-- STORED DATA --
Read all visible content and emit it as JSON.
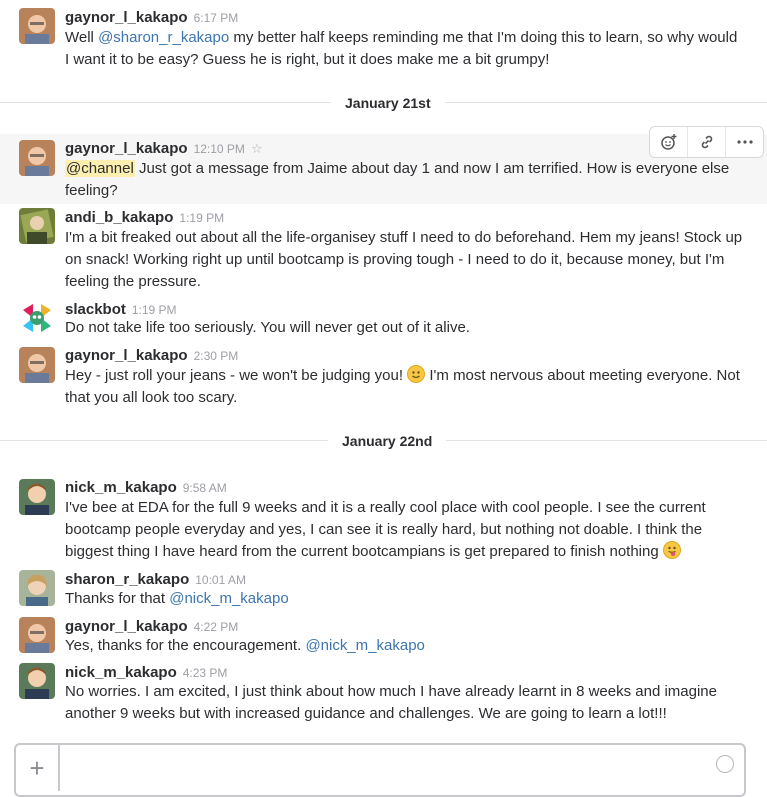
{
  "messages": [
    {
      "user": "gaynor_l_kakapo",
      "time": "6:17 PM",
      "pre": "Well ",
      "mention": "@sharon_r_kakapo",
      "post": "  my better half keeps reminding me that I'm doing  this to learn, so why would I want it to be easy?  Guess he is right, but it does make me a bit grumpy!"
    },
    {
      "user": "gaynor_l_kakapo",
      "time": "12:10 PM",
      "channel": "@channel",
      "post": " Just got a message from Jaime about day 1 and now I am terrified.  How is everyone else feeling?"
    },
    {
      "user": "andi_b_kakapo",
      "time": "1:19 PM",
      "text": "I'm a bit freaked out about all the life-organisey stuff I need to do beforehand. Hem my jeans! Stock up on snack! Working right up until bootcamp is proving tough - I need to do it, because money, but I'm feeling the pressure."
    },
    {
      "user": "slackbot",
      "time": "1:19 PM",
      "text": "Do not take life too seriously. You will never get out of it alive."
    },
    {
      "user": "gaynor_l_kakapo",
      "time": "2:30 PM",
      "pre": "Hey - just roll your jeans - we won't be judging you! ",
      "post": " I'm most nervous about meeting everyone.  Not that you all look too scary."
    },
    {
      "user": "nick_m_kakapo",
      "time": "9:58 AM",
      "pre": "I've bee at EDA for the full 9 weeks and it is a really cool place with cool people. I see the current bootcamp people everyday and yes, I can see it is really hard, but nothing not doable. I think the biggest thing I have heard from the current bootcampians is get prepared to finish nothing "
    },
    {
      "user": "sharon_r_kakapo",
      "time": "10:01 AM",
      "pre": "Thanks for that ",
      "mention": "@nick_m_kakapo"
    },
    {
      "user": "gaynor_l_kakapo",
      "time": "4:22 PM",
      "pre": "Yes, thanks for the encouragement. ",
      "mention": "@nick_m_kakapo"
    },
    {
      "user": "nick_m_kakapo",
      "time": "4:23 PM",
      "text": "No worries. I am excited, I just think about how much I have already learnt in 8 weeks and imagine another 9 weeks but with increased guidance and challenges. We are going to learn a lot!!!"
    }
  ],
  "dividers": [
    "January 21st",
    "January 22nd"
  ],
  "icons": {
    "star": "star-icon",
    "add_reaction": "add-reaction-icon",
    "link": "link-icon",
    "more": "more-actions-icon",
    "smiley": "smiley-emoji",
    "tongue": "tongue-emoji",
    "plus": "plus-icon",
    "composer_emoji": "emoji-picker-icon"
  },
  "colors": {
    "mention": "#3d75b0",
    "channel_highlight": "#fcefb0",
    "hover_row": "#f6f6f6"
  }
}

-- INSTRUCTIONS TO FOLLOW --
Pictures stay out of the copy; please restate every record above exactly.

-- WRITTEN SOLUTION --
Read all visible content and emit it as JSON.
{
  "messages": [
    {
      "user": "gaynor_l_kakapo",
      "time": "6:17 PM",
      "pre": "Well ",
      "mention": "@sharon_r_kakapo",
      "post": "  my better half keeps reminding me that I'm doing  this to learn, so why would I want it to be easy?  Guess he is right, but it does make me a bit grumpy!"
    },
    {
      "user": "gaynor_l_kakapo",
      "time": "12:10 PM",
      "channel": "@channel",
      "post": " Just got a message from Jaime about day 1 and now I am terrified.  How is everyone else feeling?"
    },
    {
      "user": "andi_b_kakapo",
      "time": "1:19 PM",
      "text": "I'm a bit freaked out about all the life-organisey stuff I need to do beforehand. Hem my jeans! Stock up on snack! Working right up until bootcamp is proving tough - I need to do it, because money, but I'm feeling the pressure."
    },
    {
      "user": "slackbot",
      "time": "1:19 PM",
      "text": "Do not take life too seriously. You will never get out of it alive."
    },
    {
      "user": "gaynor_l_kakapo",
      "time": "2:30 PM",
      "pre": "Hey - just roll your jeans - we won't be judging you! ",
      "post": " I'm most nervous about meeting everyone.  Not that you all look too scary."
    },
    {
      "user": "nick_m_kakapo",
      "time": "9:58 AM",
      "pre": "I've bee at EDA for the full 9 weeks and it is a really cool place with cool people. I see the current bootcamp people everyday and yes, I can see it is really hard, but nothing not doable. I think the biggest thing I have heard from the current bootcampians is get prepared to finish nothing "
    },
    {
      "user": "sharon_r_kakapo",
      "time": "10:01 AM",
      "pre": "Thanks for that ",
      "mention": "@nick_m_kakapo"
    },
    {
      "user": "gaynor_l_kakapo",
      "time": "4:22 PM",
      "pre": "Yes, thanks for the encouragement. ",
      "mention": "@nick_m_kakapo"
    },
    {
      "user": "nick_m_kakapo",
      "time": "4:23 PM",
      "text": "No worries. I am excited, I just think about how much I have already learnt in 8 weeks and imagine another 9 weeks but with increased guidance and challenges. We are going to learn a lot!!!"
    }
  ],
  "dividers": [
    "January 21st",
    "January 22nd"
  ],
  "icons": {
    "star": "star-icon",
    "add_reaction": "add-reaction-icon",
    "link": "link-icon",
    "more": "more-actions-icon",
    "smiley": "smiley-emoji",
    "tongue": "tongue-emoji",
    "plus": "plus-icon",
    "composer_emoji": "emoji-picker-icon"
  },
  "colors": {
    "mention": "#3d75b0",
    "channel_highlight": "#fcefb0",
    "hover_row": "#f6f6f6"
  }
}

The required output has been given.